Records to process:
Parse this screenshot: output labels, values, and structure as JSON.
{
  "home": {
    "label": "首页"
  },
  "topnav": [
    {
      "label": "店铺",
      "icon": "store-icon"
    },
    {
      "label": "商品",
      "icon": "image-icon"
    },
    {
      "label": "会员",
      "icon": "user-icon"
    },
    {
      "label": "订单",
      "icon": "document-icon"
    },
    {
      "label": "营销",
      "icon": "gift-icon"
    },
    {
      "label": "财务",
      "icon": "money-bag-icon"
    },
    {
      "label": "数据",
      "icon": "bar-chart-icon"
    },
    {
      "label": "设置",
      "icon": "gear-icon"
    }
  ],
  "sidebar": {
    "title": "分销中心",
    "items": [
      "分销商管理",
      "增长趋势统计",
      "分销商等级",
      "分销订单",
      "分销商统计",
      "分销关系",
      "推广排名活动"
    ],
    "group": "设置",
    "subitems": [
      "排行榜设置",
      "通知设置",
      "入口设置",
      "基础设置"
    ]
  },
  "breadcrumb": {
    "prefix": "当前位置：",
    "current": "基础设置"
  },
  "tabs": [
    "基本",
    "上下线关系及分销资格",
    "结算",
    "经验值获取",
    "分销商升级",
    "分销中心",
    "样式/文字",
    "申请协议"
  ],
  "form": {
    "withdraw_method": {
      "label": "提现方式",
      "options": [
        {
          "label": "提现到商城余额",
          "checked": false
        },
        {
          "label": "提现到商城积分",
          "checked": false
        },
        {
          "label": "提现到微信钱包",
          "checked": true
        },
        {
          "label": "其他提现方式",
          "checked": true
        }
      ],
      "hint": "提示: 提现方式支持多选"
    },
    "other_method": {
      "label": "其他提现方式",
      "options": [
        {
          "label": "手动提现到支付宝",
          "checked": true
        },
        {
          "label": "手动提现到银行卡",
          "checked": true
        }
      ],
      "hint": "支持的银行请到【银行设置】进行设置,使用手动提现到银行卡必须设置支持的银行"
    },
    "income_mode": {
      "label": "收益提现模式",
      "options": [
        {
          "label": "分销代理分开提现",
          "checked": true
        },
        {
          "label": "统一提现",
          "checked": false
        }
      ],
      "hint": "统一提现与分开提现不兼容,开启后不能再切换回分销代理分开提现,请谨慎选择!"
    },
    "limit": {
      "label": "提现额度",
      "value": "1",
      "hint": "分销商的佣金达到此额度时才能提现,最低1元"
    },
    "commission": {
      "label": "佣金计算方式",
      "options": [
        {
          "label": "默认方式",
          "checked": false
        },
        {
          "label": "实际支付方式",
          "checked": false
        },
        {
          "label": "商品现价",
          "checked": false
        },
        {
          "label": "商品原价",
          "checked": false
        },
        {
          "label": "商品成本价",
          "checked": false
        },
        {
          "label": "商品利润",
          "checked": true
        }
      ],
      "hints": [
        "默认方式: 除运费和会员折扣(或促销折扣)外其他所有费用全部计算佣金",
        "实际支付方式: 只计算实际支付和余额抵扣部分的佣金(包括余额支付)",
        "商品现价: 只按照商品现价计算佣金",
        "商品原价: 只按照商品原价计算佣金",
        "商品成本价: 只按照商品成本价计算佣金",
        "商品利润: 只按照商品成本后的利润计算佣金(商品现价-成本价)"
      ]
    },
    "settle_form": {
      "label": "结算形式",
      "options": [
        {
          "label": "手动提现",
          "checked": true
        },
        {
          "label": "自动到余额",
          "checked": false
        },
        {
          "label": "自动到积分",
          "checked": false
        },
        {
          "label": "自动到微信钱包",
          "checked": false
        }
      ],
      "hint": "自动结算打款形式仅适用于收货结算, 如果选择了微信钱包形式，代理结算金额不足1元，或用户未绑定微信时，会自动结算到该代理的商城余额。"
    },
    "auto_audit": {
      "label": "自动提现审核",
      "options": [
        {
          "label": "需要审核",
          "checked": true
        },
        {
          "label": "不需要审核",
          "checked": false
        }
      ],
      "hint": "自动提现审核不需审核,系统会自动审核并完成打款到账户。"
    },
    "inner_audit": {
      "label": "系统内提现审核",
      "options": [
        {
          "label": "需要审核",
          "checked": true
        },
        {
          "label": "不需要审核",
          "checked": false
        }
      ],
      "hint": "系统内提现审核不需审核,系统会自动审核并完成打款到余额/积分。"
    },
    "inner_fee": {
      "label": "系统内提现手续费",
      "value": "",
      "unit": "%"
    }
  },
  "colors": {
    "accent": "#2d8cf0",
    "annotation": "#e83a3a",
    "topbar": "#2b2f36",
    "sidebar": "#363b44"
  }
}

What this task involves: Of all the lines in the data above, state how many include "商品利润". Say only the number.

Result: 2